- EXERCISE DIRECTIONS
Check every line for the word "viver" and give the number of lines where it occurs, nothing else.

- RECORD EXCERPTS
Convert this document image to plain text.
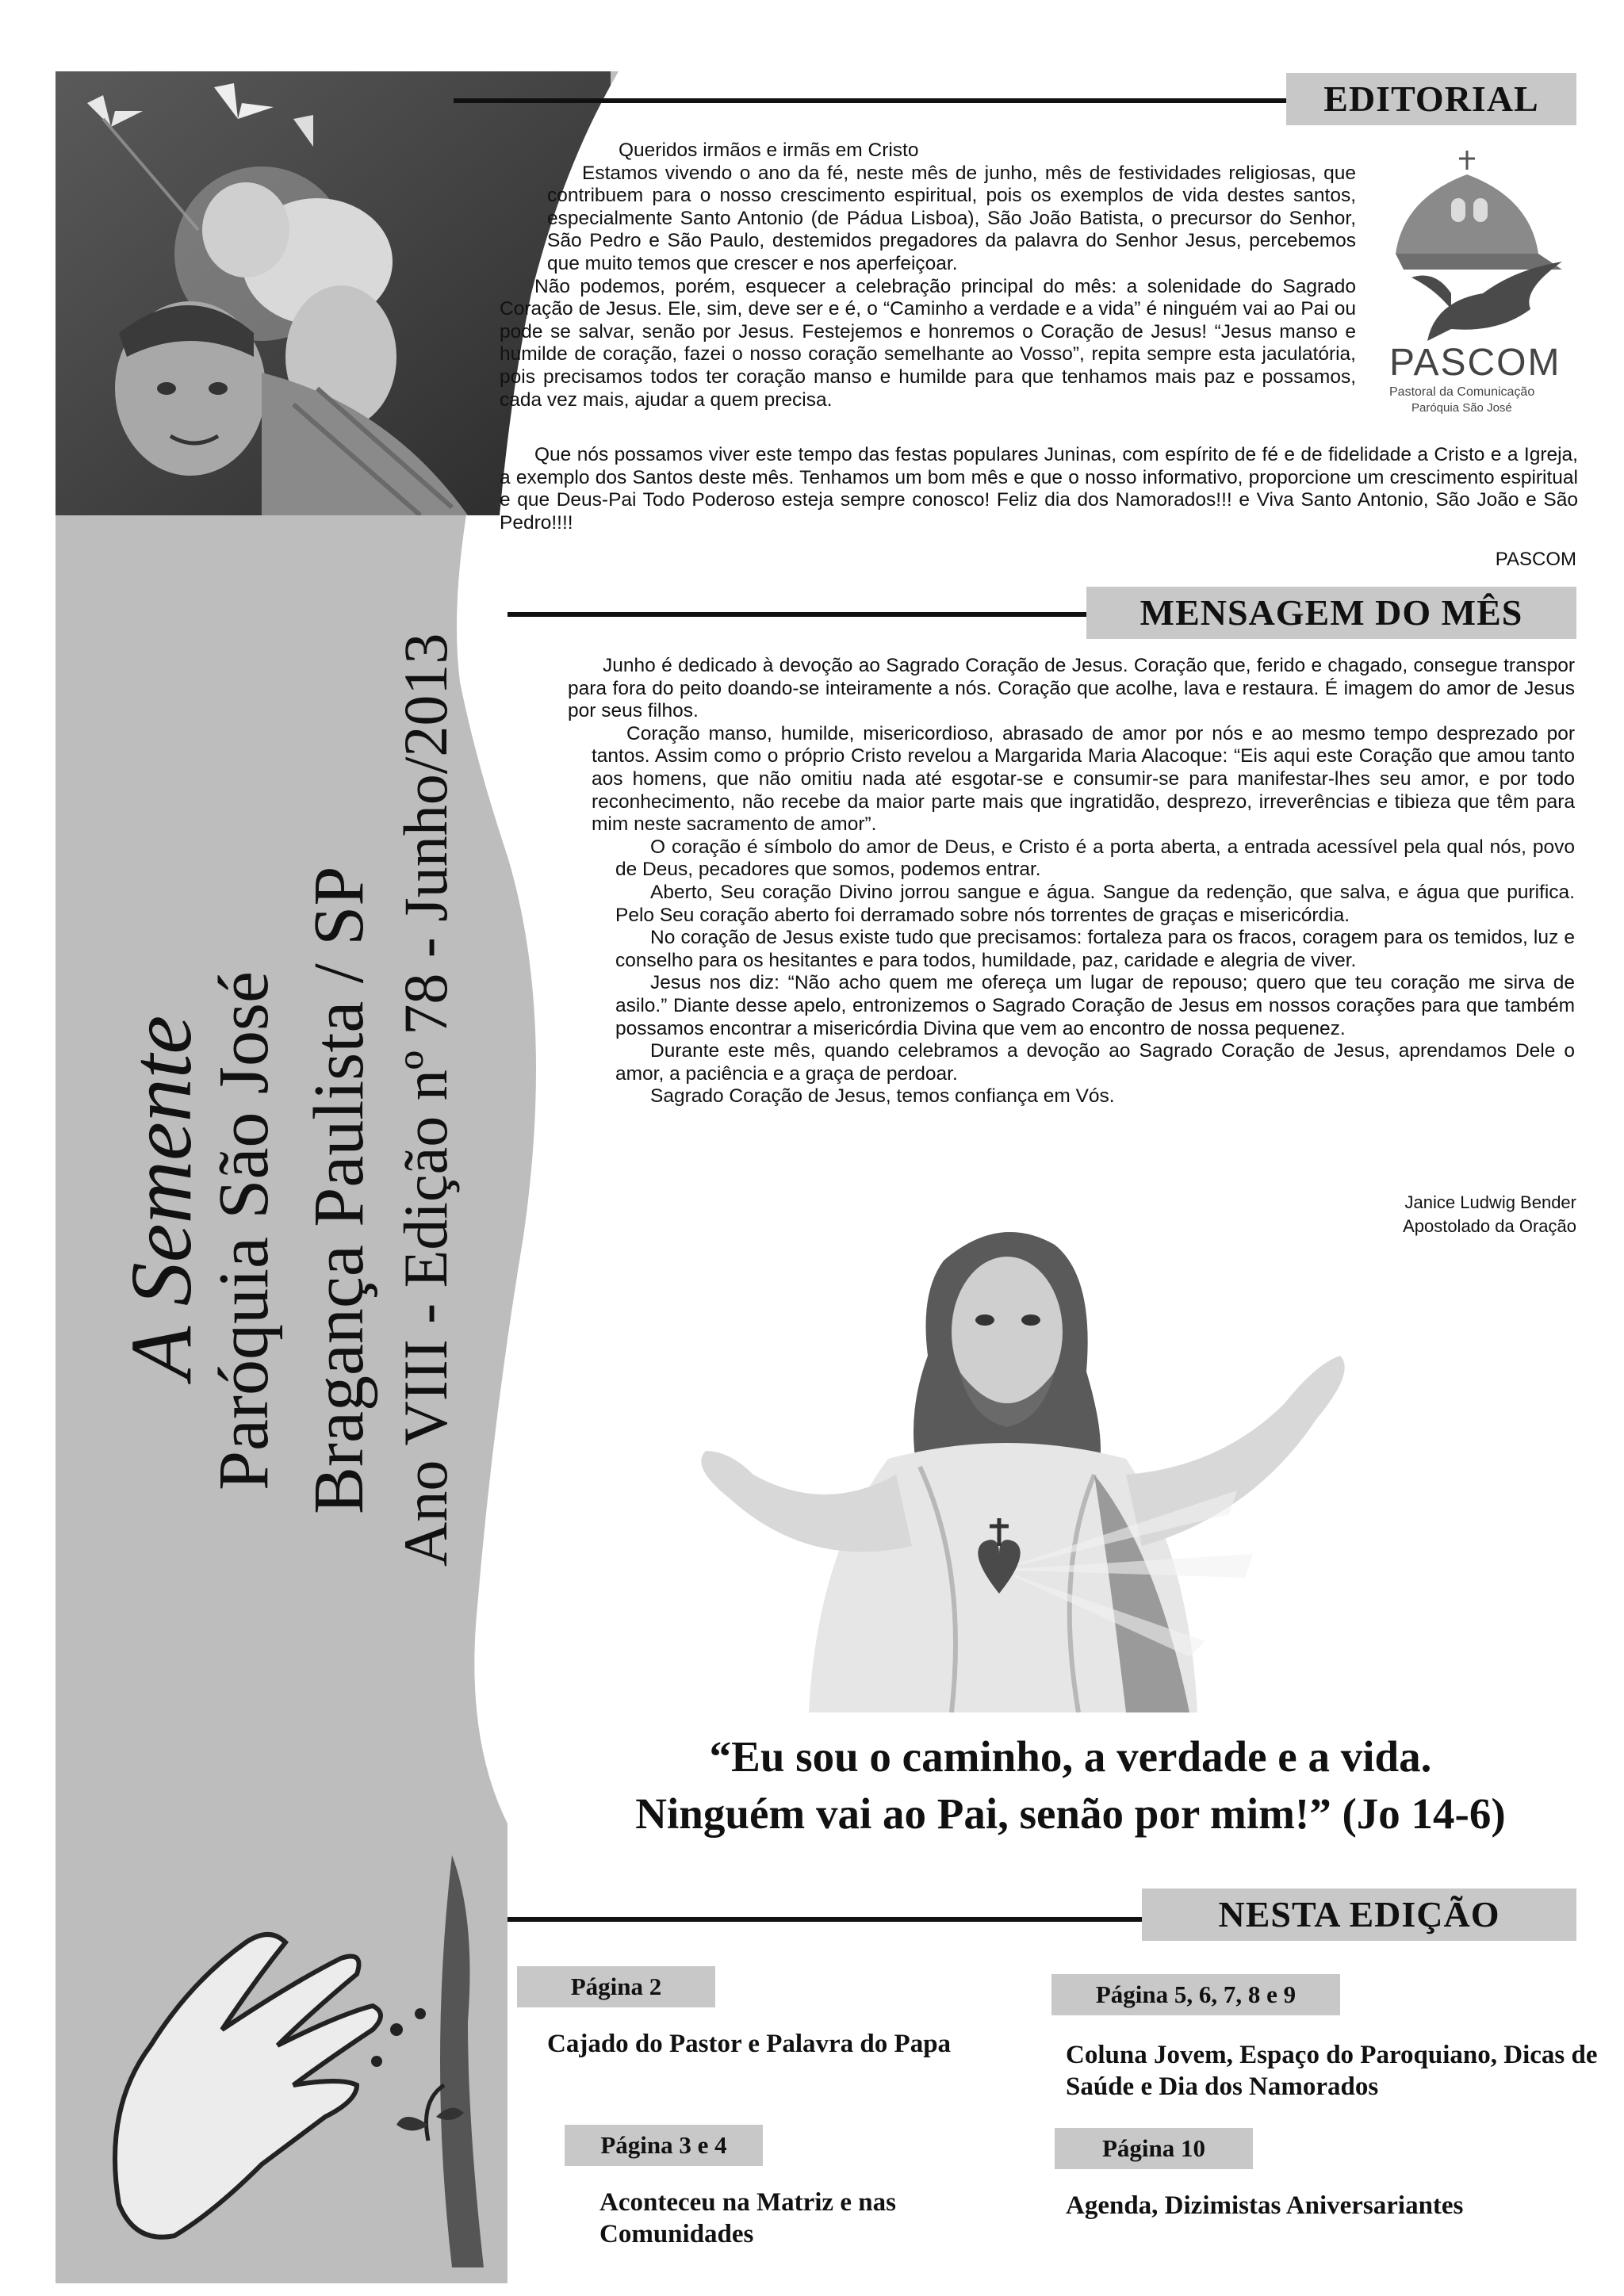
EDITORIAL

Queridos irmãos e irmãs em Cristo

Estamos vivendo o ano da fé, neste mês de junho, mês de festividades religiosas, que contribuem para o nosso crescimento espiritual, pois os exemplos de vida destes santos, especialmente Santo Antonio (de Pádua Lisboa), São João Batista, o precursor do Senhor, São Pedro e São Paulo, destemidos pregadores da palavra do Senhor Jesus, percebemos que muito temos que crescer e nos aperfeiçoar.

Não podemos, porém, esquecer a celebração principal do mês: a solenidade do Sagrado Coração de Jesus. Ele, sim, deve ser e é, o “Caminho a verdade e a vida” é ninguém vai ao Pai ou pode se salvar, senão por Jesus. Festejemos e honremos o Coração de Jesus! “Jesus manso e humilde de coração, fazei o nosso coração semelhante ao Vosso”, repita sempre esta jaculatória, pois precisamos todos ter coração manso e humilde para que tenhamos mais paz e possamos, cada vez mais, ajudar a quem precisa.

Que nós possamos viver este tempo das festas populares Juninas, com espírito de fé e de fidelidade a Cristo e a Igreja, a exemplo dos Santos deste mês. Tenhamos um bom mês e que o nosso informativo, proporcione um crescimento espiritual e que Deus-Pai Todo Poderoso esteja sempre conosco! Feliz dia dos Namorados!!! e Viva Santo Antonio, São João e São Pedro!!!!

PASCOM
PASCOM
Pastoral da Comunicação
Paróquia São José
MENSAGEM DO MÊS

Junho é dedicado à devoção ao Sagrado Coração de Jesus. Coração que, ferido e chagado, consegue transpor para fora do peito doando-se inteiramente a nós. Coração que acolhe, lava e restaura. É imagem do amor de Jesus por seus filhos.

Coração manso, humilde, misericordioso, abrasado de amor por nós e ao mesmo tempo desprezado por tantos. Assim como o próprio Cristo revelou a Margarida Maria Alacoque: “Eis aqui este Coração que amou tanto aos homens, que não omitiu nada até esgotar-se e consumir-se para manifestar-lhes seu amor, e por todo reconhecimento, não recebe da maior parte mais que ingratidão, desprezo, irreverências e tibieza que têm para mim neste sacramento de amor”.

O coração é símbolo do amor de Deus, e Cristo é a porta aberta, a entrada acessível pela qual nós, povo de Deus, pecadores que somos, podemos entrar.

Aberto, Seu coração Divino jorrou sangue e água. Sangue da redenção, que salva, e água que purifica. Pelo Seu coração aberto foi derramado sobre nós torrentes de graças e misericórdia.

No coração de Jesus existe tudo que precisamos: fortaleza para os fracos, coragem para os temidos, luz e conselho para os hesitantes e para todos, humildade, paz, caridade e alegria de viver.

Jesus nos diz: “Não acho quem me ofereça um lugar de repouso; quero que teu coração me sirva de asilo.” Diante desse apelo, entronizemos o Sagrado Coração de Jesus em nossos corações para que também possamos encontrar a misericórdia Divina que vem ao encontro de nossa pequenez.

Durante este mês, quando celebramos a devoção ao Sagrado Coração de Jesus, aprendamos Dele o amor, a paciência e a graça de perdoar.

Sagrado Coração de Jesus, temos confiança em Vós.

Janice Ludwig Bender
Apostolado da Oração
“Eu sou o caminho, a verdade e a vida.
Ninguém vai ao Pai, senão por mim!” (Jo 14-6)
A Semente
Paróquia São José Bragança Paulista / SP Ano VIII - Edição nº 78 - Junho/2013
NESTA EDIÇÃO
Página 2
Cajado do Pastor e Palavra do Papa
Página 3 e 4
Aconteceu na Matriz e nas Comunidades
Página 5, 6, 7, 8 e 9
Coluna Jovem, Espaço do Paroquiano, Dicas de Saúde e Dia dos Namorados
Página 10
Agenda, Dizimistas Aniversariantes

- COMPLETE OUTPUT
2